*** Task material
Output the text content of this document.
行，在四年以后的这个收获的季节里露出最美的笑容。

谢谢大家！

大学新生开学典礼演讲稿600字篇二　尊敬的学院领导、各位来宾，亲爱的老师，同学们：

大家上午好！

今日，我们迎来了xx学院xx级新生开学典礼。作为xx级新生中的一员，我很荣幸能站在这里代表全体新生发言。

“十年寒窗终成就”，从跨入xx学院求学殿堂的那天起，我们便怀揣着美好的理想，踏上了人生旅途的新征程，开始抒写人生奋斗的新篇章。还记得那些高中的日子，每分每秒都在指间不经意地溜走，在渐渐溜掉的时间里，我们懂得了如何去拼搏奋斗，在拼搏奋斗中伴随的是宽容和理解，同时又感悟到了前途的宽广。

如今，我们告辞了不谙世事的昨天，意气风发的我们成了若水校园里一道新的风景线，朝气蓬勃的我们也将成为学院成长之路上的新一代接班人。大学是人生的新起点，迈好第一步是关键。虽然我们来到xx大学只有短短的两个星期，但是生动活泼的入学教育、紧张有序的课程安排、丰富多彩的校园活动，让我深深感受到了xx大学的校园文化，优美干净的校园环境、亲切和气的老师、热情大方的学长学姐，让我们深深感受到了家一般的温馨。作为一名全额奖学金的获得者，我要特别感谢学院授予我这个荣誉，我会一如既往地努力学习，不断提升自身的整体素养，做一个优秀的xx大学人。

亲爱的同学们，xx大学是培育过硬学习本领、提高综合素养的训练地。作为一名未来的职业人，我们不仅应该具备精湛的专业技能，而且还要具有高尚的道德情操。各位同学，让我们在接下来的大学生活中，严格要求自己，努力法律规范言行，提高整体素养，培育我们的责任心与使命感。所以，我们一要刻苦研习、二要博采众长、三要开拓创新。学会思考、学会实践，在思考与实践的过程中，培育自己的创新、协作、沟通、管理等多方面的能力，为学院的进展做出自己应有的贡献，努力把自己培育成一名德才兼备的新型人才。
******
* [Aim of the task]:
Print every line of the records exactly. Omit nothing.

* [Exercise result]:
Output the text content of this document.
行，在四年以后的这个收获的季节里露出最美的笑容。

谢谢大家！

大学新生开学典礼演讲稿600字篇二　尊敬的学院领导、各位来宾，亲爱的老师，同学们：

大家上午好！

今日，我们迎来了xx学院xx级新生开学典礼。作为xx级新生中的一员，我很荣幸能站在这里代表全体新生发言。

“十年寒窗终成就”，从跨入xx学院求学殿堂的那天起，我们便怀揣着美好的理想，踏上了人生旅途的新征程，开始抒写人生奋斗的新篇章。还记得那些高中的日子，每分每秒都在指间不经意地溜走，在渐渐溜掉的时间里，我们懂得了如何去拼搏奋斗，在拼搏奋斗中伴随的是宽容和理解，同时又感悟到了前途的宽广。

如今，我们告辞了不谙世事的昨天，意气风发的我们成了若水校园里一道新的风景线，朝气蓬勃的我们也将成为学院成长之路上的新一代接班人。大学是人生的新起点，迈好第一步是关键。虽然我们来到xx大学只有短短的两个星期，但是生动活泼的入学教育、紧张有序的课程安排、丰富多彩的校园活动，让我深深感受到了xx大学的校园文化，优美干净的校园环境、亲切和气的老师、热情大方的学长学姐，让我们深深感受到了家一般的温馨。作为一名全额奖学金的获得者，我要特别感谢学院授予我这个荣誉，我会一如既往地努力学习，不断提升自身的整体素养，做一个优秀的xx大学人。

亲爱的同学们，xx大学是培育过硬学习本领、提高综合素养的训练地。作为一名未来的职业人，我们不仅应该具备精湛的专业技能，而且还要具有高尚的道德情操。各位同学，让我们在接下来的大学生活中，严格要求自己，努力法律规范言行，提高整体素养，培育我们的责任心与使命感。所以，我们一要刻苦研习、二要博采众长、三要开拓创新。学会思考、学会实践，在思考与实践的过程中，培育自己的创新、协作、沟通、管理等多方面的能力，为学院的进展做出自己应有的贡献，努力把自己培育成一名德才兼备的新型人才。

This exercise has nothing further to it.